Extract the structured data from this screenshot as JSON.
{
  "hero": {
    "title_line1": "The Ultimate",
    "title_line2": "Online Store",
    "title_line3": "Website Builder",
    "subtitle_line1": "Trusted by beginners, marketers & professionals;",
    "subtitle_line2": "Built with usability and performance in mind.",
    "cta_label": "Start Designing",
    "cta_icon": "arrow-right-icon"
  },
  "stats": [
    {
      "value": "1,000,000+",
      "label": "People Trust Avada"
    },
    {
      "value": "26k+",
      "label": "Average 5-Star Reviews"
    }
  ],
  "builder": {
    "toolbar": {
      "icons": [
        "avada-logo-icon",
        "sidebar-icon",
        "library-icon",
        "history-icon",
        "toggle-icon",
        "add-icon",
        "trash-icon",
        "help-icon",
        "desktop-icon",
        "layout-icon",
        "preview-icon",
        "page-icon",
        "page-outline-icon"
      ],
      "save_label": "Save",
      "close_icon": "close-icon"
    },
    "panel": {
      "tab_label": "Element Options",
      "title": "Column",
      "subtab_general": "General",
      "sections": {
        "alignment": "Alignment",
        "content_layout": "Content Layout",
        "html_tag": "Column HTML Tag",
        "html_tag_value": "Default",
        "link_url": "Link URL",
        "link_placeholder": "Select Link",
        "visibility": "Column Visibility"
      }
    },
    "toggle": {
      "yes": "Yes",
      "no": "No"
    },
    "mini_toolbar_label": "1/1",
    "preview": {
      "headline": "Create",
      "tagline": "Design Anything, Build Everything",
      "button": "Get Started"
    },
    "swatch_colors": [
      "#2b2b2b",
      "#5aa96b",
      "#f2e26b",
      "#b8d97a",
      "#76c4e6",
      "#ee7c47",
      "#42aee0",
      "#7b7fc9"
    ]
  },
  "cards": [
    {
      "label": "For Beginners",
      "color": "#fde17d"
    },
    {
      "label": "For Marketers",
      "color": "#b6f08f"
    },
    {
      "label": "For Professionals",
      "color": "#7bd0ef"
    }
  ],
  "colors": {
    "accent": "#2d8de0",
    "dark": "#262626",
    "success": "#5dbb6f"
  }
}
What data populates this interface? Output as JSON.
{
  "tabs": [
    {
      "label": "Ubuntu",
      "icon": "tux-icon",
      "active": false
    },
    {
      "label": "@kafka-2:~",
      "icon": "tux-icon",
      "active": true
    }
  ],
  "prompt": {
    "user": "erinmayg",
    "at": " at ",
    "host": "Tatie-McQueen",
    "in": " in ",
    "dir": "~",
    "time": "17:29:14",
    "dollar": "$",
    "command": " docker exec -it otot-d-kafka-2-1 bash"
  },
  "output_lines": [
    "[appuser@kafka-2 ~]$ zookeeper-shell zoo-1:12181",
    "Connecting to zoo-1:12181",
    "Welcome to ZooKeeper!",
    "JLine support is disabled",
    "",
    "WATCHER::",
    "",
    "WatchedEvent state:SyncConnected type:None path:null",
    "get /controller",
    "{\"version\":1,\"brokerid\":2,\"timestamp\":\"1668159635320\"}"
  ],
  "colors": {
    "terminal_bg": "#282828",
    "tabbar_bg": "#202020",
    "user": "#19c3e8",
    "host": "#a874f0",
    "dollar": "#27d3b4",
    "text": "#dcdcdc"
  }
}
━━━
**Stated task**
Select every line of the records holding the string "data".

**Answer**
Extract the structured data from this screenshot as JSON.
What data populates this interface? Output as JSON.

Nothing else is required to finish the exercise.